* **STATED EXERCISE**: Your task is to count the lines of the entries below that include the word "existing" and to give only the resulting number.

* **PROVIDED RECORDS**:

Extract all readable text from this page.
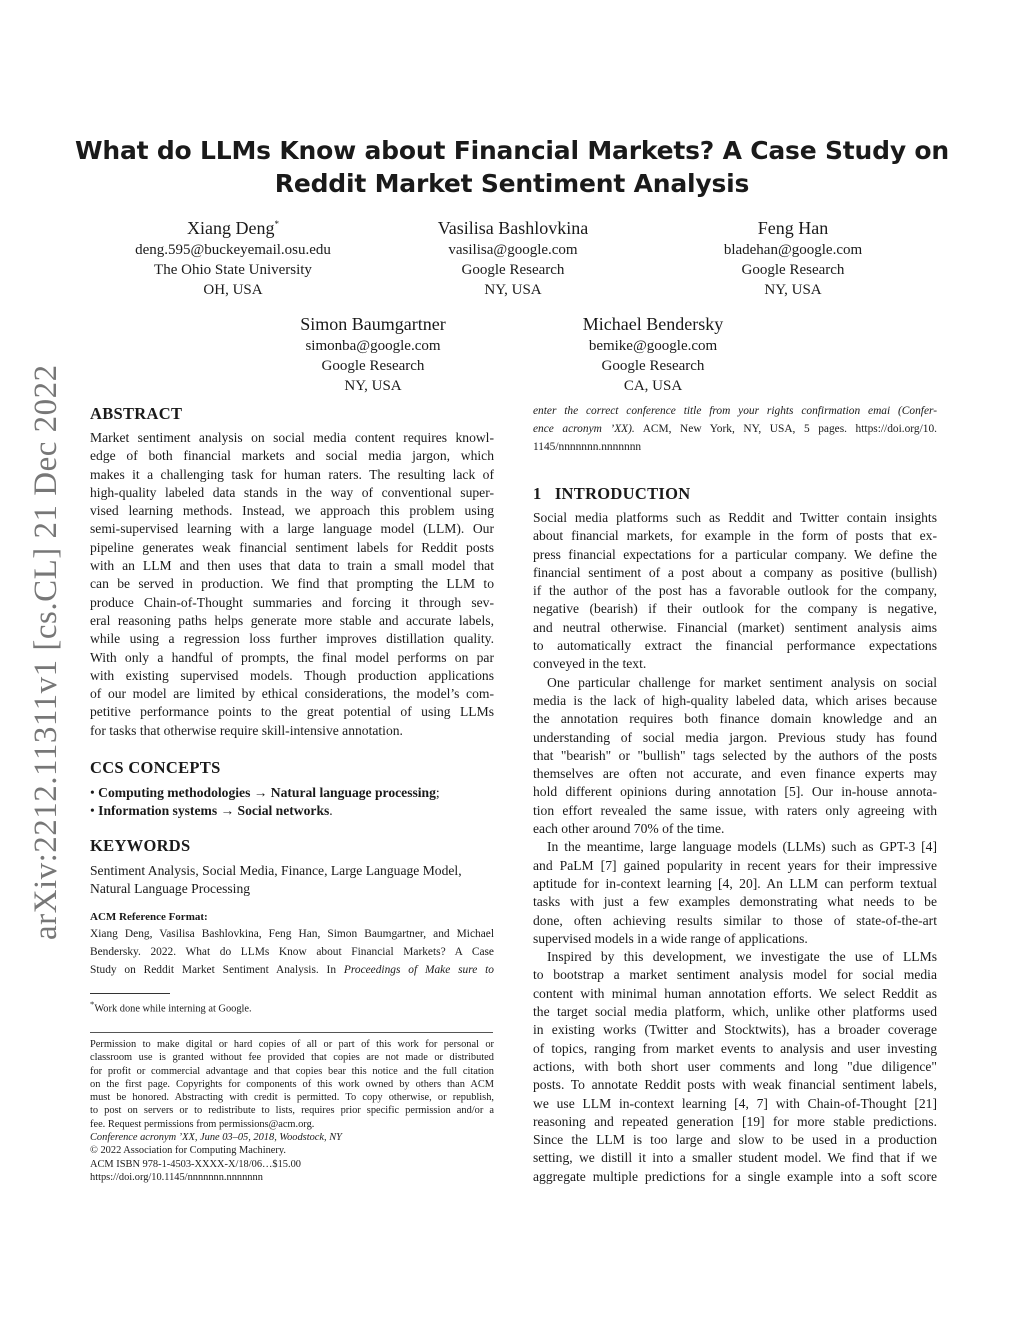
arXiv:2212.11311v1 [cs.CL] 21 Dec 2022
What do LLMs Know about Financial Markets? A Case Study on
Reddit Market Sentiment Analysis
Xiang Deng*
deng.595@buckeyemail.osu.edu
The Ohio State University
OH, USA
Vasilisa Bashlovkina
vasilisa@google.com
Google Research
NY, USA
Feng Han
bladehan@google.com
Google Research
NY, USA
Simon Baumgartner
simonba@google.com
Google Research
NY, USA
Michael Bendersky
bemike@google.com
Google Research
CA, USA
ABSTRACT
Market sentiment analysis on social media content requires knowl-
edge of both financial markets and social media jargon, which
makes it a challenging task for human raters. The resulting lack of
high-quality labeled data stands in the way of conventional super-
vised learning methods. Instead, we approach this problem using
semi-supervised learning with a large language model (LLM). Our
pipeline generates weak financial sentiment labels for Reddit posts
with an LLM and then uses that data to train a small model that
can be served in production. We find that prompting the LLM to
produce Chain-of-Thought summaries and forcing it through sev-
eral reasoning paths helps generate more stable and accurate labels,
while using a regression loss further improves distillation quality.
With only a handful of prompts, the final model performs on par
with existing supervised models. Though production applications
of our model are limited by ethical considerations, the model’s com-
petitive performance points to the great potential of using LLMs
for tasks that otherwise require skill-intensive annotation.
CCS CONCEPTS
• Computing methodologies → Natural language processing;
• Information systems → Social networks.
KEYWORDS
Sentiment Analysis, Social Media, Finance, Large Language Model,
Natural Language Processing
ACM Reference Format:
Xiang Deng, Vasilisa Bashlovkina, Feng Han, Simon Baumgartner, and Michael
Bendersky. 2022. What do LLMs Know about Financial Markets? A Case
Study on Reddit Market Sentiment Analysis. In Proceedings of Make sure to
*Work done while interning at Google.
Permission to make digital or hard copies of all or part of this work for personal or
classroom use is granted without fee provided that copies are not made or distributed
for profit or commercial advantage and that copies bear this notice and the full citation
on the first page. Copyrights for components of this work owned by others than ACM
must be honored. Abstracting with credit is permitted. To copy otherwise, or republish,
to post on servers or to redistribute to lists, requires prior specific permission and/or a
fee. Request permissions from permissions@acm.org.
Conference acronym ’XX, June 03–05, 2018, Woodstock, NY
© 2022 Association for Computing Machinery.
ACM ISBN 978-1-4503-XXXX-X/18/06…$15.00
https://doi.org/10.1145/nnnnnnn.nnnnnnn
enter the correct conference title from your rights confirmation emai (Confer-
ence acronym ’XX). ACM, New York, NY, USA, 5 pages. https://doi.org/10.
1145/nnnnnnn.nnnnnnn
1   INTRODUCTION
Social media platforms such as Reddit and Twitter contain insights
about financial markets, for example in the form of posts that ex-
press financial expectations for a particular company. We define the
financial sentiment of a post about a company as positive (bullish)
if the author of the post has a favorable outlook for the company,
negative (bearish) if their outlook for the company is negative,
and neutral otherwise. Financial (market) sentiment analysis aims
to automatically extract the financial performance expectations
conveyed in the text.
One particular challenge for market sentiment analysis on social
media is the lack of high-quality labeled data, which arises because
the annotation requires both finance domain knowledge and an
understanding of social media jargon. Previous study has found
that "bearish" or "bullish" tags selected by the authors of the posts
themselves are often not accurate, and even finance experts may
hold different opinions during annotation [5]. Our in-house annota-
tion effort revealed the same issue, with raters only agreeing with
each other around 70% of the time.
In the meantime, large language models (LLMs) such as GPT-3 [4]
and PaLM [7] gained popularity in recent years for their impressive
aptitude for in-context learning [4, 20]. An LLM can perform textual
tasks with just a few examples demonstrating what needs to be
done, often achieving results similar to those of state-of-the-art
supervised models in a wide range of applications.
Inspired by this development, we investigate the use of LLMs
to bootstrap a market sentiment analysis model for social media
content with minimal human annotation efforts. We select Reddit as
the target social media platform, which, unlike other platforms used
in existing works (Twitter and Stocktwits), has a broader coverage
of topics, ranging from market events to analysis and user investing
actions, with both short user comments and long "due diligence"
posts. To annotate Reddit posts with weak financial sentiment labels,
we use LLM in-context learning [4, 7] with Chain-of-Thought [21]
reasoning and repeated generation [19] for more stable predictions.
Since the LLM is too large and slow to be used in a production
setting, we distill it into a smaller student model. We find that if we
aggregate multiple predictions for a single example into a soft score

* **EXERCISE SOLUTION**: 2